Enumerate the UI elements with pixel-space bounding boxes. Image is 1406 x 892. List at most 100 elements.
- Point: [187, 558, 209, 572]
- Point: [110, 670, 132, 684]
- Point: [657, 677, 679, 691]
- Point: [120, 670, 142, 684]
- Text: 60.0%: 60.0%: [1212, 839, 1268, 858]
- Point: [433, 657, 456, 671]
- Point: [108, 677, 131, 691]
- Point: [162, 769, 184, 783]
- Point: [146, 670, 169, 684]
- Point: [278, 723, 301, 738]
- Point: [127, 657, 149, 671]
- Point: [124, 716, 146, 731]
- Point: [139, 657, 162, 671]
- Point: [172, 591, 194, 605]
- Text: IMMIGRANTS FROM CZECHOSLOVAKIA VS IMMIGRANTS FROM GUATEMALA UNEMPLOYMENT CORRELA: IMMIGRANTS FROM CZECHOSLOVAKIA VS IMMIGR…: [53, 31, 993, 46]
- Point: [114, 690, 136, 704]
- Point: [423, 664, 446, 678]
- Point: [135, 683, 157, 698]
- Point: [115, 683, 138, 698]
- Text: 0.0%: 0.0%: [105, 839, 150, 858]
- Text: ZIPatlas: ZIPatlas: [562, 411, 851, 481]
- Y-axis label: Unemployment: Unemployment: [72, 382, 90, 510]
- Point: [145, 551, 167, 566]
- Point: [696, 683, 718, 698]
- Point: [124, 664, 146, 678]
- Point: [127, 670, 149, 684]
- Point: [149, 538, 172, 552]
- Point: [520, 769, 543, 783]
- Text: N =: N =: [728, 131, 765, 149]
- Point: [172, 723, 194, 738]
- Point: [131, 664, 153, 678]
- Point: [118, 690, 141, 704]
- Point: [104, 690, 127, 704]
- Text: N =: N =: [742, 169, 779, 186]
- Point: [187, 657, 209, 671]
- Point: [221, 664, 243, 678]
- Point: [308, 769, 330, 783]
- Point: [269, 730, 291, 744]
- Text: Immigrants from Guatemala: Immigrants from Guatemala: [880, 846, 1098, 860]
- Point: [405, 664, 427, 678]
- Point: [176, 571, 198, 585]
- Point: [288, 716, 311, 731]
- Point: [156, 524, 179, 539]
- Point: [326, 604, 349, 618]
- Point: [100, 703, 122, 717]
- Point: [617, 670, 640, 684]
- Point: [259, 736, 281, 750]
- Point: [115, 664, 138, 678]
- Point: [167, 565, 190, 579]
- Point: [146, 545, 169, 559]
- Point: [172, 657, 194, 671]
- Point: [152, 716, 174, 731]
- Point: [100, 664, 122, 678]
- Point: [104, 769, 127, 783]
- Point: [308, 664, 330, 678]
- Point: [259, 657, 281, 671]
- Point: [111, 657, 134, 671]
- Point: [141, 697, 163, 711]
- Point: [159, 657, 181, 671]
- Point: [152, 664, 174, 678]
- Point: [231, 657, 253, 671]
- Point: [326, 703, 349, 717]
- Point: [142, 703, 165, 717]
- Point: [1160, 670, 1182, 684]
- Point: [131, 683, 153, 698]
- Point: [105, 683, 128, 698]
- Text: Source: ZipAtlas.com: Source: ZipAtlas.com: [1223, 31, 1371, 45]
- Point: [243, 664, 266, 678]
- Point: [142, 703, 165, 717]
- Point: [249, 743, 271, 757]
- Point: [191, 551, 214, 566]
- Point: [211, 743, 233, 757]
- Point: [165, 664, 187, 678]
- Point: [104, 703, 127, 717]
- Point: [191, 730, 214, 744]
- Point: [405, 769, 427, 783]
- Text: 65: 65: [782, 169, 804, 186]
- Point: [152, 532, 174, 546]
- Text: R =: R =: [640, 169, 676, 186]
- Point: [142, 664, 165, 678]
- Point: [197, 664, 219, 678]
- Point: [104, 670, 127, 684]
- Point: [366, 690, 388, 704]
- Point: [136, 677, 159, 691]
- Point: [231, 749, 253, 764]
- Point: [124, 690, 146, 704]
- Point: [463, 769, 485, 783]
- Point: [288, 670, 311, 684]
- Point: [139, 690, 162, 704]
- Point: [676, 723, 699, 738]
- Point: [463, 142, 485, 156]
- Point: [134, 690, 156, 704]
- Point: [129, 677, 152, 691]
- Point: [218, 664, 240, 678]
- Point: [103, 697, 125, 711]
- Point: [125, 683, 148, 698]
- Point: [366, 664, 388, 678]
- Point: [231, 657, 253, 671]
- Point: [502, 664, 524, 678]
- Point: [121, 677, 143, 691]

--

Which lines of the material above contain the string "axis", matching case exactly? Extract each such line in full.

### EXPECTED OUTPUT:
- Y-axis label: Unemployment: Unemployment: [72, 382, 90, 510]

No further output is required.